:: What you will do ::
In the material below, find every line with "button" and pull it out.

:: Records for the exercise ::
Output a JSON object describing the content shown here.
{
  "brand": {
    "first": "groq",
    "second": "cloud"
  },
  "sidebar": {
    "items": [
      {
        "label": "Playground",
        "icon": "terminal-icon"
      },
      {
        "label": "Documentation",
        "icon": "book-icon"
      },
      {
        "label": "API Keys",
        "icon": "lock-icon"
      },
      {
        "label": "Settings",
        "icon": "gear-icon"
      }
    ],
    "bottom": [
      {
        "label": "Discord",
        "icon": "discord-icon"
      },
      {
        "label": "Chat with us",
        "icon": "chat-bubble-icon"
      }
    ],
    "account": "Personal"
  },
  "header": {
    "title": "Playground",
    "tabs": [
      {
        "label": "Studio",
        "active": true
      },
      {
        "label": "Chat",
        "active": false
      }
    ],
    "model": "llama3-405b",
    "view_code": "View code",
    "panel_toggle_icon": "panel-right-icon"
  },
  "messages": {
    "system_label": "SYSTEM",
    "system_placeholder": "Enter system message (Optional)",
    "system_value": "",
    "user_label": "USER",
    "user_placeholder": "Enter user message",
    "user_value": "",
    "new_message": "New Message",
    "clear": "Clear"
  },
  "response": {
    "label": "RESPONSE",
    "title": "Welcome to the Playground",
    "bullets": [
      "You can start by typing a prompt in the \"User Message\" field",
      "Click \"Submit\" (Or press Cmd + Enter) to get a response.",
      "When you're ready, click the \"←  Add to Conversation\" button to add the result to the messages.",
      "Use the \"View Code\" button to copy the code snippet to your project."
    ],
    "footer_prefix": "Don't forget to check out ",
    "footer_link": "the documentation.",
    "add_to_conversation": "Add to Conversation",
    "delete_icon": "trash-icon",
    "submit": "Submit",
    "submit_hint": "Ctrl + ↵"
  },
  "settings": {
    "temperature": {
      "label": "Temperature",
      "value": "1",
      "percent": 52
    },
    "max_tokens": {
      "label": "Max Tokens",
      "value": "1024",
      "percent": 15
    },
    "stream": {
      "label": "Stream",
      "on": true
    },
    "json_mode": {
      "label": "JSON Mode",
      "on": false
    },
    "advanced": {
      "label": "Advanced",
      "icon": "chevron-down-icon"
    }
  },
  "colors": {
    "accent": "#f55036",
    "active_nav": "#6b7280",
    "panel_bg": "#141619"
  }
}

:: Answer to this exercise ::
      "When you're ready, click the \"←  Add to Conversation\" button to add the result to the messages.",
      "Use the \"View Code\" button to copy the code snippet to your project."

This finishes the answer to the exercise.